• Work to complete
Reproduce the entries word for word, and omit any picture you find in them.

— begin —

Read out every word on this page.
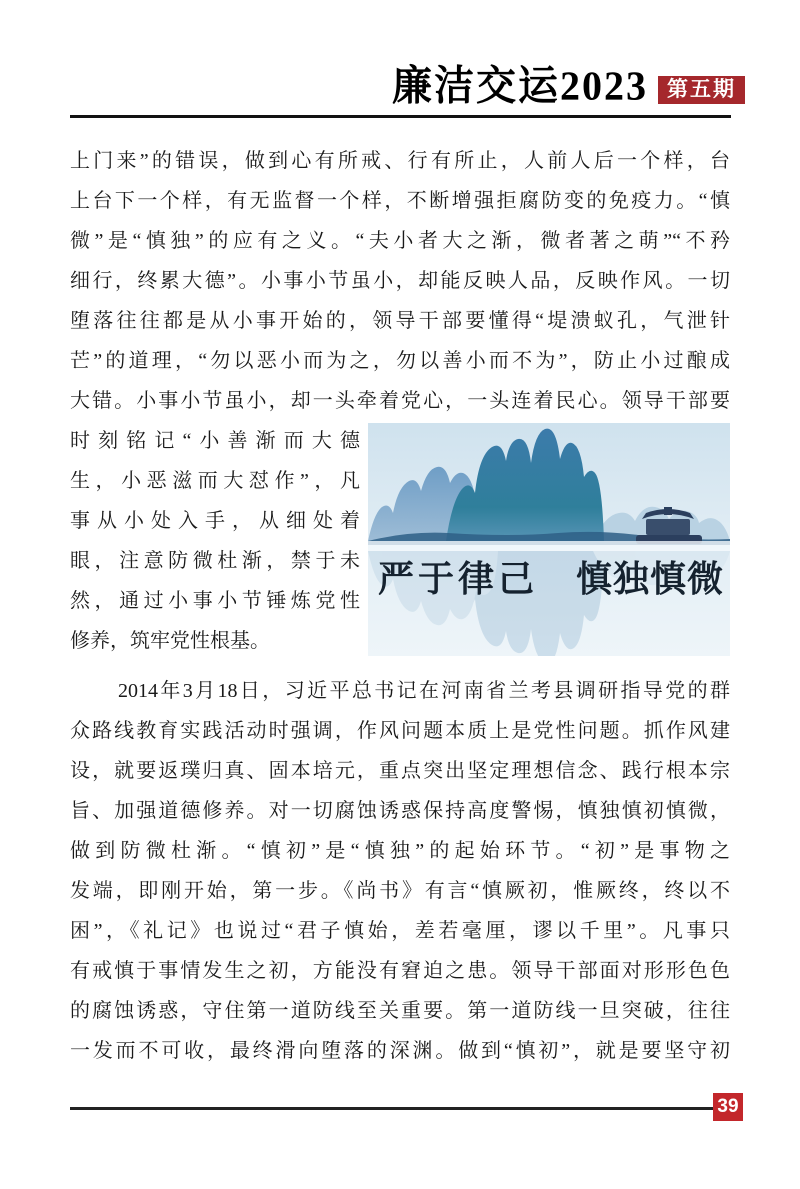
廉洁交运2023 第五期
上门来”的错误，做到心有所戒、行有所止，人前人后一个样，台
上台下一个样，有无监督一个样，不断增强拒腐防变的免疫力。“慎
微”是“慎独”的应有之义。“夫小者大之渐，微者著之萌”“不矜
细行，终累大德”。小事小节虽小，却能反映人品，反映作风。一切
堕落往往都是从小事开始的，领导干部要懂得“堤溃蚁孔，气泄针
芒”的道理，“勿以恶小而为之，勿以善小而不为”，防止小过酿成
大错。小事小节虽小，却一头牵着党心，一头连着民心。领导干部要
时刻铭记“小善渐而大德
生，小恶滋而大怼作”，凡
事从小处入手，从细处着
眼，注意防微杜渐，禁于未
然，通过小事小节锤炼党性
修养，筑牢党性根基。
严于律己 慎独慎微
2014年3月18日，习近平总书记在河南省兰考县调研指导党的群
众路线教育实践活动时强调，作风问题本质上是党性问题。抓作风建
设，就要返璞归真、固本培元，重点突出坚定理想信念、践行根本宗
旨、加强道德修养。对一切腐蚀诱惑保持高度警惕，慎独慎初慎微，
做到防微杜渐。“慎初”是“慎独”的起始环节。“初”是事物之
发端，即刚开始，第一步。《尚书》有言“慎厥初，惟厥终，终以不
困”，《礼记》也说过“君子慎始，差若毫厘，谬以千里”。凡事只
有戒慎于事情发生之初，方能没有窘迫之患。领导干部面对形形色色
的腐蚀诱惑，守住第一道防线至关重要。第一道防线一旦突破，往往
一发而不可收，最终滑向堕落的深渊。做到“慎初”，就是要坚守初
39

— end —

• Solution below
Read out every word on this page.
廉洁交运2023 第五期
上门来”的错误，做到心有所戒、行有所止，人前人后一个样，台
上台下一个样，有无监督一个样，不断增强拒腐防变的免疫力。“慎
微”是“慎独”的应有之义。“夫小者大之渐，微者著之萌”“不矜
细行，终累大德”。小事小节虽小，却能反映人品，反映作风。一切
堕落往往都是从小事开始的，领导干部要懂得“堤溃蚁孔，气泄针
芒”的道理，“勿以恶小而为之，勿以善小而不为”，防止小过酿成
大错。小事小节虽小，却一头牵着党心，一头连着民心。领导干部要
时刻铭记“小善渐而大德
生，小恶滋而大怼作”，凡
事从小处入手，从细处着
眼，注意防微杜渐，禁于未
然，通过小事小节锤炼党性
修养，筑牢党性根基。
严于律己 慎独慎微
2014年3月18日，习近平总书记在河南省兰考县调研指导党的群
众路线教育实践活动时强调，作风问题本质上是党性问题。抓作风建
设，就要返璞归真、固本培元，重点突出坚定理想信念、践行根本宗
旨、加强道德修养。对一切腐蚀诱惑保持高度警惕，慎独慎初慎微，
做到防微杜渐。“慎初”是“慎独”的起始环节。“初”是事物之
发端，即刚开始，第一步。《尚书》有言“慎厥初，惟厥终，终以不
困”，《礼记》也说过“君子慎始，差若毫厘，谬以千里”。凡事只
有戒慎于事情发生之初，方能没有窘迫之患。领导干部面对形形色色
的腐蚀诱惑，守住第一道防线至关重要。第一道防线一旦突破，往往
一发而不可收，最终滑向堕落的深渊。做到“慎初”，就是要坚守初
39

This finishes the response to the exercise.